To do |
Gather all lines in the entries below that include the word "MIDI".

Provided records |
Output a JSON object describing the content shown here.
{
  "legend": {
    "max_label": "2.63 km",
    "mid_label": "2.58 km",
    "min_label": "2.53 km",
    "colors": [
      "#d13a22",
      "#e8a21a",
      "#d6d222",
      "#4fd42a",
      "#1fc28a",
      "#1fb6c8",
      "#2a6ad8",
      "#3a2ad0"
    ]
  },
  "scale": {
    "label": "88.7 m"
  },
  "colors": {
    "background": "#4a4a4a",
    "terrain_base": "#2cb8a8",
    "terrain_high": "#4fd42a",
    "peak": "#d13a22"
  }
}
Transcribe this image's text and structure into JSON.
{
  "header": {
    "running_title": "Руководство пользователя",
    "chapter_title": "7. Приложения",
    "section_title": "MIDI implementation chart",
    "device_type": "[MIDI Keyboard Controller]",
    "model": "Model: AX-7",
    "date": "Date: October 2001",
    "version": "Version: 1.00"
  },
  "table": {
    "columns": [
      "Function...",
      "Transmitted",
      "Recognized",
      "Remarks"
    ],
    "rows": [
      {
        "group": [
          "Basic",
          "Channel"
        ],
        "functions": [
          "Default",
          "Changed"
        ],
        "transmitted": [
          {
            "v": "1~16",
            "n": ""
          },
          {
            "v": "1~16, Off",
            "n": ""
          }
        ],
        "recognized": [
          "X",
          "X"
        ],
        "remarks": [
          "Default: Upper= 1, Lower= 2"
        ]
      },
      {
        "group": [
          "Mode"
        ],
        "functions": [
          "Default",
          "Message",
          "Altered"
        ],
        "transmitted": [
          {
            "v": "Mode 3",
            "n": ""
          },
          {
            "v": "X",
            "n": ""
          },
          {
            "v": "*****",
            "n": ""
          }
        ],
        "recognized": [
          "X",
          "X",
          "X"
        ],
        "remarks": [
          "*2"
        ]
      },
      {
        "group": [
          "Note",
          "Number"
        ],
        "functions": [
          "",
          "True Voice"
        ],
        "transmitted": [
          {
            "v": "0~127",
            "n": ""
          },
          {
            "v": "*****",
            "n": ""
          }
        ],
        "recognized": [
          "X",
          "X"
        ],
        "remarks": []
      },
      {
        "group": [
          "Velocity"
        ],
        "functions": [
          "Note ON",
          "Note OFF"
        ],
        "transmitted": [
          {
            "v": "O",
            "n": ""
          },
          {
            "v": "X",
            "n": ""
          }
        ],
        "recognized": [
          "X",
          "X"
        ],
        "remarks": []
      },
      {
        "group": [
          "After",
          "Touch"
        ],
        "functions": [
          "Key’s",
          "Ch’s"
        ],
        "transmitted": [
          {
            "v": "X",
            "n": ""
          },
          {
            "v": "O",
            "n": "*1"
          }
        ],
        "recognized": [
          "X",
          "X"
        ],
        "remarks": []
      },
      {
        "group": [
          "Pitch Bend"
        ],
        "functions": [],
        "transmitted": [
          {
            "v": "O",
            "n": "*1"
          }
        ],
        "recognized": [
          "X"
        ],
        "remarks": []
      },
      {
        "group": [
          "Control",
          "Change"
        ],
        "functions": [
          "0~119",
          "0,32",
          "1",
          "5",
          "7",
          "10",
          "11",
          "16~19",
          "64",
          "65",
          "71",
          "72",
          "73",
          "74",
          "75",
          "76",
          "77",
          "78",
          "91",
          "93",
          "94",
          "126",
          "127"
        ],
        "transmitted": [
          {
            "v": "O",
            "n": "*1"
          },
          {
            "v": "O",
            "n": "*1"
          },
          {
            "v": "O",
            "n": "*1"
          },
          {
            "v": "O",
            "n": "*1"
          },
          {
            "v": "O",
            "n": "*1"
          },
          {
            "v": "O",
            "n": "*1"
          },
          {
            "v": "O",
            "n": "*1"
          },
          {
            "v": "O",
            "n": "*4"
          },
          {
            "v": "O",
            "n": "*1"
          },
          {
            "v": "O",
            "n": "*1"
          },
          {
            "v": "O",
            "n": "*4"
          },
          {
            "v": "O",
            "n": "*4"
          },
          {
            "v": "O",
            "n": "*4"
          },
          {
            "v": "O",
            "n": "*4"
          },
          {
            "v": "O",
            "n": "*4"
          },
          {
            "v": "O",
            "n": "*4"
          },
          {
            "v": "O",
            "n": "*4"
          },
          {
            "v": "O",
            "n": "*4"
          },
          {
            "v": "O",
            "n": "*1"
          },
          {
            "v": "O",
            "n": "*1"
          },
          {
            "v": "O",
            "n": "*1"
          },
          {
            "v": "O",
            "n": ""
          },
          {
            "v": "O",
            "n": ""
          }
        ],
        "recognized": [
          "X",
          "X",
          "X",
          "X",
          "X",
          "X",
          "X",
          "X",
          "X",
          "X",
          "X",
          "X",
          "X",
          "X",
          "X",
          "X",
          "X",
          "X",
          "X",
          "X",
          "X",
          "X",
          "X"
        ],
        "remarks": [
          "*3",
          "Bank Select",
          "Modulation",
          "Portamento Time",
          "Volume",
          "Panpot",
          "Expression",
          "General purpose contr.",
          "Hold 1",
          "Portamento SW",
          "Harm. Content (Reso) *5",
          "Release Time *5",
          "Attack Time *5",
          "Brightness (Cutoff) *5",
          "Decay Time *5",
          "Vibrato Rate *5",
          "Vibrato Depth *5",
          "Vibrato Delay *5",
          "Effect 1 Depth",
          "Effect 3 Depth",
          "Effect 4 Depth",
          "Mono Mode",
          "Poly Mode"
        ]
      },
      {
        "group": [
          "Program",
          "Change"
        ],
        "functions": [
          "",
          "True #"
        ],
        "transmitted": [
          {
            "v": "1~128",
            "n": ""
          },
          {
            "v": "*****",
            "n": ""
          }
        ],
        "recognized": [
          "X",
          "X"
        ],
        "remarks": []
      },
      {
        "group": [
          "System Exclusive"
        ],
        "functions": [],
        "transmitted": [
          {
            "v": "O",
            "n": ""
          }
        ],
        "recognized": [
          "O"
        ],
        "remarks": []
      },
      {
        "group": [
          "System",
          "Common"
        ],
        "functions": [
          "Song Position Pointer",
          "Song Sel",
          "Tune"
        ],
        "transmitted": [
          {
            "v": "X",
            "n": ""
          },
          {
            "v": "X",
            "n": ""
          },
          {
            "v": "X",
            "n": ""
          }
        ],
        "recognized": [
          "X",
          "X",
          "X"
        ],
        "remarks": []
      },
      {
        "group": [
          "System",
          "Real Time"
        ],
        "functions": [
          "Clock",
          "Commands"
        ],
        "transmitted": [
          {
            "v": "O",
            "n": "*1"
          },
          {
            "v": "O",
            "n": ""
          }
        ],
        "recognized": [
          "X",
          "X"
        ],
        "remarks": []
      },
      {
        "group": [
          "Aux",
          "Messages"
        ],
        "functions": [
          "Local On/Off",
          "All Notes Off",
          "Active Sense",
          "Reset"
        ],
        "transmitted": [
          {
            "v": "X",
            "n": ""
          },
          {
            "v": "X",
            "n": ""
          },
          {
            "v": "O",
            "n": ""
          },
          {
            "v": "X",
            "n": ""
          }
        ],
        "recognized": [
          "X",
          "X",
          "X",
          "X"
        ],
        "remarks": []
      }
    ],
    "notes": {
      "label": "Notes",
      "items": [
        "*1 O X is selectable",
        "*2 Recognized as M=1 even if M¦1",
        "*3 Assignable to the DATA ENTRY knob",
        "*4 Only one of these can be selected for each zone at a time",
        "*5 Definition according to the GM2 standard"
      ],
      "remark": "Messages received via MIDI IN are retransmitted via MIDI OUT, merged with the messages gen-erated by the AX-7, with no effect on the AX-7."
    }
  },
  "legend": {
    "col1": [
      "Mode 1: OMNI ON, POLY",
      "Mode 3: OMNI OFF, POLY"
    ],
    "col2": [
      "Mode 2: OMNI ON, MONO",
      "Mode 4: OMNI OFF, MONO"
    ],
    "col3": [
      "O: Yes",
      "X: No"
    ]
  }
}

Task response |
    "section_title": "MIDI implementation chart",
    "device_type": "[MIDI Keyboard Controller]",
      "remark": "Messages received via MIDI IN are retransmitted via MIDI OUT, merged with the messages gen-erated by the AX-7, with no effect on the AX-7."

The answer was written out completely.